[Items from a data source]
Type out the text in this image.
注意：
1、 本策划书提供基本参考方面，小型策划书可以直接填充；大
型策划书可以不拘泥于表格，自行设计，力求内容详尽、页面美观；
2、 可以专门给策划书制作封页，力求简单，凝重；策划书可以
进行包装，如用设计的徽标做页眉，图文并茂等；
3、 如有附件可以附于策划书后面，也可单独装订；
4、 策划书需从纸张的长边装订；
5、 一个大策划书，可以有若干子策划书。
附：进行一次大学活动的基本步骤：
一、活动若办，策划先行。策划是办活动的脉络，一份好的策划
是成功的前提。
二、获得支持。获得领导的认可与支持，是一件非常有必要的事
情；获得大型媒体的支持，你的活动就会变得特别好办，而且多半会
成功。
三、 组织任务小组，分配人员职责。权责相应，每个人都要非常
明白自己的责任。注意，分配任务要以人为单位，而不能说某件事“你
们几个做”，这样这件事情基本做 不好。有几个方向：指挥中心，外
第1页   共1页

__Your goal__. Reproduce every line above without error.

__Finished task__.
Type out the text in this image.
注意：
1、 本策划书提供基本参考方面，小型策划书可以直接填充；大
型策划书可以不拘泥于表格，自行设计，力求内容详尽、页面美观；
2、 可以专门给策划书制作封页，力求简单，凝重；策划书可以
进行包装，如用设计的徽标做页眉，图文并茂等；
3、 如有附件可以附于策划书后面，也可单独装订；
4、 策划书需从纸张的长边装订；
5、 一个大策划书，可以有若干子策划书。
附：进行一次大学活动的基本步骤：
一、活动若办，策划先行。策划是办活动的脉络，一份好的策划
是成功的前提。
二、获得支持。获得领导的认可与支持，是一件非常有必要的事
情；获得大型媒体的支持，你的活动就会变得特别好办，而且多半会
成功。
三、 组织任务小组，分配人员职责。权责相应，每个人都要非常
明白自己的责任。注意，分配任务要以人为单位，而不能说某件事“你
们几个做”，这样这件事情基本做 不好。有几个方向：指挥中心，外
第1页   共1页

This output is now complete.